CONSEGNA: Riprendi l'articolo sul nuovo tentativo di Kipchoge di correre la maratona sotto le due ore e continualo a partire dall'ultima frase.

TESTO DELLA PAGINA:

━━━━

Kipchoge e la nuova sfida alle 2 ore. Ma non vale di più 2h01’39” in gara vera?

di Cesare Monetti

E sfida sia. Per la seconda volta. Eliud Kipchoge, il più grande e veloce maratoneta di tutti i tempi, ha annunciato che riproverà ad abbattere il muro delle due ore per percorrere la distanza regina.

Lo stesso Eliud ha definito questo obiettivo come l’ultimo baluardo dell’atletica, evidenziandone la difficoltà. Allo stesso tempo, il recordman sulla distanza maratona è fiducioso. Ci aveva già provato nella primavera del 2017, a Monza, in compagnia di Tadese e Desisa. Dei tre, Kipchoge aveva portato a termine la gara contro il tempo mancando l’obiettivo di soli 26’’. Si era trattato comunque di una impresa mirabile, nonostante fosse chiaro che con quella macchina organizzativa alle spalle non sarebbe stato comunque omologato il record.

Per questa nuova impresa è stato scelto un set completamente diverso. Infatti, l’evento è finanziato da Jim Ratcliffe, fondatore e proprietario del gruppo chimico Ineos, che ha già manifestato grande interesse per lo sport rilevando il Team Sky nel ciclismo. Ratcliffe ha stuzzicato Eliud davanti ad un display che segnava 1h59′ ed Eliud, uomo dal viso segnato dalla fatica ma sempre sorridente, ha accettato con grande entusiasmo e si preparerà per l’autunno. L’evento si svolgerà a Londra, su un circuito che misuri al massimo 3 km e popolato dalla folla perché, ha detto Ratcliff, “Record o meno, dovrà essere un evento per la gente“.

━━━━

DATI ESTRATTI:

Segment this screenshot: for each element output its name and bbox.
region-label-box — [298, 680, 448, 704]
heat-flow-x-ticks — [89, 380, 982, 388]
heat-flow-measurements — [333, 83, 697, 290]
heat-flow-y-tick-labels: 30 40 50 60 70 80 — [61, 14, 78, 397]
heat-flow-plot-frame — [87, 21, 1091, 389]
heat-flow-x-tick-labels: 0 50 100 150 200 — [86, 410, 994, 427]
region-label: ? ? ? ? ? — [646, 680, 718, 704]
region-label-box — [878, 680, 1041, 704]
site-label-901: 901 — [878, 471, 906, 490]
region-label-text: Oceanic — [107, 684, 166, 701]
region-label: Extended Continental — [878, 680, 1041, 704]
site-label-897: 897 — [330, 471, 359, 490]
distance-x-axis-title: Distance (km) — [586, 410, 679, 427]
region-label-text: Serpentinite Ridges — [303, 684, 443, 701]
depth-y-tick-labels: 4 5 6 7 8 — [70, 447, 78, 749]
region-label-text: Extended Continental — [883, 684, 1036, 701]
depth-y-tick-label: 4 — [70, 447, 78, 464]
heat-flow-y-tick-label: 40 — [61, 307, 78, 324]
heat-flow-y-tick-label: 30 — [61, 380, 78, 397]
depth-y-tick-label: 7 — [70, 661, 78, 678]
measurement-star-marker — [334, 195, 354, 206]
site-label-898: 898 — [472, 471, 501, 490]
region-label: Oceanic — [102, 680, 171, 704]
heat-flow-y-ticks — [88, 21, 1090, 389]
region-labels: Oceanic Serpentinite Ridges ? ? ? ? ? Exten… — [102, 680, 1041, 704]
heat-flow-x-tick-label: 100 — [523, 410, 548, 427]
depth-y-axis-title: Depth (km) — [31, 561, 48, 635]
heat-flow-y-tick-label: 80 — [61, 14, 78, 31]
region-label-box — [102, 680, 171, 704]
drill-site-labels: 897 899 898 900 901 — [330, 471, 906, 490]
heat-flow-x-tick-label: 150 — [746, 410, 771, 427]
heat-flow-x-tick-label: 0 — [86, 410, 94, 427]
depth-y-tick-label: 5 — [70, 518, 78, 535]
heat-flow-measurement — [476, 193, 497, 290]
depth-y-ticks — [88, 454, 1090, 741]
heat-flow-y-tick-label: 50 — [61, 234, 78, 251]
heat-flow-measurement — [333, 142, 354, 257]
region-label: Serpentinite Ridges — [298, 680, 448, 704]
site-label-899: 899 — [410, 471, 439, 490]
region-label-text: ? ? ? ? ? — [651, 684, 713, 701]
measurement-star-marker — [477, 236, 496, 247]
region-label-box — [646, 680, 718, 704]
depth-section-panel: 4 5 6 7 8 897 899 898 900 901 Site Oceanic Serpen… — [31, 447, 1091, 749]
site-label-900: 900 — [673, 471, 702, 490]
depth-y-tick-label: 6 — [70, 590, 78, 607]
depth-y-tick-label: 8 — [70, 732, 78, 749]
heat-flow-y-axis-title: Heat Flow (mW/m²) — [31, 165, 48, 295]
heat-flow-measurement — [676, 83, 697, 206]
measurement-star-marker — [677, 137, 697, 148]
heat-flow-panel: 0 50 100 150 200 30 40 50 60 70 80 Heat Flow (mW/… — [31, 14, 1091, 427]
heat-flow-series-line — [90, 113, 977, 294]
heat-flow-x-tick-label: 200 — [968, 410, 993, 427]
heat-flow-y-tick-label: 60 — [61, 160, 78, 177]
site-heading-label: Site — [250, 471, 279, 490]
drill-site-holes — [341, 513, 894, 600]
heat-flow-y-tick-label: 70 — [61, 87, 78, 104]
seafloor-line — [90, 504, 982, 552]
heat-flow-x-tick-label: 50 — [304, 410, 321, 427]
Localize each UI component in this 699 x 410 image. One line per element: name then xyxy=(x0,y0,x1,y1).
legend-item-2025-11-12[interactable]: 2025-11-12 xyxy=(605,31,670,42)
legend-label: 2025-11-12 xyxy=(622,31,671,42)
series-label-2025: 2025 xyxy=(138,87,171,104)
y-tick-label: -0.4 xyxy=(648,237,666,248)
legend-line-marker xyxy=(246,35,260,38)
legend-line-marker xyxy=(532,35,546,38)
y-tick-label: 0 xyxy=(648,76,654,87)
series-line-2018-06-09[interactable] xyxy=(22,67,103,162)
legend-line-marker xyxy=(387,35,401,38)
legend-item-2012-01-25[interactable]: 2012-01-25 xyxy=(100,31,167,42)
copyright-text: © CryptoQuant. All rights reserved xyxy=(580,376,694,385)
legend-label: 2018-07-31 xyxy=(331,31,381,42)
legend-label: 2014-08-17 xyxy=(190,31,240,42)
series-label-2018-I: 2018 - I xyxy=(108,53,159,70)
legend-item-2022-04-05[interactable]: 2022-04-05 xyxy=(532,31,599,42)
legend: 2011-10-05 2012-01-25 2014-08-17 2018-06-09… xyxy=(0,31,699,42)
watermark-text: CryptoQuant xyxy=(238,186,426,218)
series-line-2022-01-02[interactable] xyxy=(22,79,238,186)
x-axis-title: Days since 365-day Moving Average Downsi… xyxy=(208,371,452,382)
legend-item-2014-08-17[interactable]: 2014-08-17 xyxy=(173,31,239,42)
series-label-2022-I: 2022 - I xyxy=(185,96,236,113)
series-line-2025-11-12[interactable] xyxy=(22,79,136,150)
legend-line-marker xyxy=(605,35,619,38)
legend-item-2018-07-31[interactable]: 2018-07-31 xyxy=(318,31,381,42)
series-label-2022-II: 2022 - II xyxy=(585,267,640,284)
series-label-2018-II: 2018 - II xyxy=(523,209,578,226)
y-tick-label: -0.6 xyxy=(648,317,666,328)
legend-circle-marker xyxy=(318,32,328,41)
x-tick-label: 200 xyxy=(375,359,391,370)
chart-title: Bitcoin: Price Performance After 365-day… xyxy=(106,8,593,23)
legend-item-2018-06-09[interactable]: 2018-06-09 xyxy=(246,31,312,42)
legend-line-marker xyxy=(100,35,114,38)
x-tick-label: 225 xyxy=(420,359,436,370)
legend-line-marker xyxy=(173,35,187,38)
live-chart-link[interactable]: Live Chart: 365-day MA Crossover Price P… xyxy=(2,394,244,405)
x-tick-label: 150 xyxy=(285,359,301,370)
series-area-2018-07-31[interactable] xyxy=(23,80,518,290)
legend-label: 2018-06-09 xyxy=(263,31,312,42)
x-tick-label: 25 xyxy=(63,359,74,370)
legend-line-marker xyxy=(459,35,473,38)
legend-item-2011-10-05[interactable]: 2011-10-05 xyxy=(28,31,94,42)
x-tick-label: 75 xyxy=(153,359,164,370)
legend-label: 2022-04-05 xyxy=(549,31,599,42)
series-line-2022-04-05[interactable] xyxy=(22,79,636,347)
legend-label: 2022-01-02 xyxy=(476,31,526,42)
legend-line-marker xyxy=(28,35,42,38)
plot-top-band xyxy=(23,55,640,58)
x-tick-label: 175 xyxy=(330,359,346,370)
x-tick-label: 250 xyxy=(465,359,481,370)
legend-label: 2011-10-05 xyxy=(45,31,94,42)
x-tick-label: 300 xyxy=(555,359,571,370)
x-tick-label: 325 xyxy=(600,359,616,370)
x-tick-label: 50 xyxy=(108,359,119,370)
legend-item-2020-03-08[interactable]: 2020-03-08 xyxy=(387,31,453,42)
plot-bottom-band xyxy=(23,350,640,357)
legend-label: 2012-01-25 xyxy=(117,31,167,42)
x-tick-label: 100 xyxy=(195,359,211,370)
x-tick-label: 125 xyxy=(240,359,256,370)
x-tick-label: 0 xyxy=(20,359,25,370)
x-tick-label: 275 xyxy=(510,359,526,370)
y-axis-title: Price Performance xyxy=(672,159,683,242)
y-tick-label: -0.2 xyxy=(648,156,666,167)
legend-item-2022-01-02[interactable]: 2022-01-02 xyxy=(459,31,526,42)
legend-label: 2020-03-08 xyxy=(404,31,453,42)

━━━━

RISPOSTA:
Ma è davvero così avvincente questo record? Non sarà troppo artificiale e quindi sfalsato non essendo in una vera gara? E poi cosa vale di più: 2h01’39” il primato mondiale fatto a Berlino 2018 oppure un 1h59’59” ma fatto con lepri-pacer che si alternano, un’auto che ti taglia l’aria e nessuna preoccupazione di tattica di gara?

Ancora una questione: è più avvincente una sfida tra avversari di pari livello come abbiamo vissuto nell’ultima London Marathon oppure un freddo ed artificiale primato mondiale non omologabile che però rappresenterebbe il reale limite umano al giorno d’oggi?